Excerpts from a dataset
⁂

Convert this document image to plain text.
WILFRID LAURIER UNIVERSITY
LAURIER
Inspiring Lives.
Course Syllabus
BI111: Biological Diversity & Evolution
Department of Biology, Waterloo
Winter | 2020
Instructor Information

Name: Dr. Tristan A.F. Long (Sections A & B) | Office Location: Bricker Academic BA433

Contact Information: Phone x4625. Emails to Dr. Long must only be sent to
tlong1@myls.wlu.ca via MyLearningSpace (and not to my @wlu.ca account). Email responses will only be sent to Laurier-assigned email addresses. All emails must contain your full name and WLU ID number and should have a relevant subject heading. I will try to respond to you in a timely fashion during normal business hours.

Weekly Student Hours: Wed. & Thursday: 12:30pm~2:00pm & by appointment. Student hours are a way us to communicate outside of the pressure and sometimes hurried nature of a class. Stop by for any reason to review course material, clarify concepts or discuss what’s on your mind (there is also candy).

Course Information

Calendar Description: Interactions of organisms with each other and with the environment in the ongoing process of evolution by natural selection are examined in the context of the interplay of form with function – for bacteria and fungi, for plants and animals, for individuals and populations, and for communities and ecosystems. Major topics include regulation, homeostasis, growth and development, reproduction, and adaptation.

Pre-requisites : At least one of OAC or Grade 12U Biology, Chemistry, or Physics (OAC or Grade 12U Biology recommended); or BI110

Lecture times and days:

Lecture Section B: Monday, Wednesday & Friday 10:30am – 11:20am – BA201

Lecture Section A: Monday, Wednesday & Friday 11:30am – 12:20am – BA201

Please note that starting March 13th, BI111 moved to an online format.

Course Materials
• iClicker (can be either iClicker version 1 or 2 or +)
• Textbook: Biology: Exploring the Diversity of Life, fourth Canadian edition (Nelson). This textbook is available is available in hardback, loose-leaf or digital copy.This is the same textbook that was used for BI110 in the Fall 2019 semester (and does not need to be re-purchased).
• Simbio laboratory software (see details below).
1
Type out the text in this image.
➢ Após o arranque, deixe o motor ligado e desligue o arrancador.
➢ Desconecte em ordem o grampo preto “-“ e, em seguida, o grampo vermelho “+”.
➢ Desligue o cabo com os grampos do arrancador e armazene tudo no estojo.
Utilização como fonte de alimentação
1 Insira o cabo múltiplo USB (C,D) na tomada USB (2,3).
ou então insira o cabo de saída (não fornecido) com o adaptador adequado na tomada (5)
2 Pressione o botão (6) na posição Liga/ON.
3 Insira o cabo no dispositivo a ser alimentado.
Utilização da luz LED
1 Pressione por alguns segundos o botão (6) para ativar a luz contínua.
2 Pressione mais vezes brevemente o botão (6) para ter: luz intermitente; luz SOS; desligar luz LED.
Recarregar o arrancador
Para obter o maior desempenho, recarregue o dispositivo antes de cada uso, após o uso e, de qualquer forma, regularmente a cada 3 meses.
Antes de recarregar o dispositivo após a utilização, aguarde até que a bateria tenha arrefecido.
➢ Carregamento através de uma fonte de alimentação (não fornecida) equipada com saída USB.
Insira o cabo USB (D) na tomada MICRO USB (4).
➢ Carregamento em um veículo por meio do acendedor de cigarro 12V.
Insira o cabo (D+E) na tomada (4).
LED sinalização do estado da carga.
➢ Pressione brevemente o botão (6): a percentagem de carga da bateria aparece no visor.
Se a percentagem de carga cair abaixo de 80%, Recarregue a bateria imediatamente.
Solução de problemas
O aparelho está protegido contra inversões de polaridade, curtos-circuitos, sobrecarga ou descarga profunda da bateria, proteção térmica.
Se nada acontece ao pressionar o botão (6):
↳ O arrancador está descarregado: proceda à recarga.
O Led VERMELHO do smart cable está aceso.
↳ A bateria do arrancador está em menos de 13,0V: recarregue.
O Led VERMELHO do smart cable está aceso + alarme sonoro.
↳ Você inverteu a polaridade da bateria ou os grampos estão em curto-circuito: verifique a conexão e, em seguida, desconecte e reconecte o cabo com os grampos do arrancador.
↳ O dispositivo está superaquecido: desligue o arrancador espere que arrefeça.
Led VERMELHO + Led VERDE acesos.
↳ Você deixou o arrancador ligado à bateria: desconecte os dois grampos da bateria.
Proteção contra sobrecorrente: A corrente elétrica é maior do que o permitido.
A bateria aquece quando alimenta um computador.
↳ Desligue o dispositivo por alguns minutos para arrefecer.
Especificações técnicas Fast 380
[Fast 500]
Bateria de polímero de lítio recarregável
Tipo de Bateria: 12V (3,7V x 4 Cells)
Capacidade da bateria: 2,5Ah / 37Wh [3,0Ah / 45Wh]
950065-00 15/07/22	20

⁂

TASK BRIEF
What lines in the entries above include the string "that"? Return each one.

EXERCISE RESULT
Please note that starting March 13th, BI111 moved to an online format.
• Textbook: Biology: Exploring the Diversity of Life, fourth Canadian edition (Nelson). This textbook is available is available in hardback, loose-leaf or digital copy.This is the same textbook that was used for BI110 in the Fall 2019 semester (and does not need to be re-purchased).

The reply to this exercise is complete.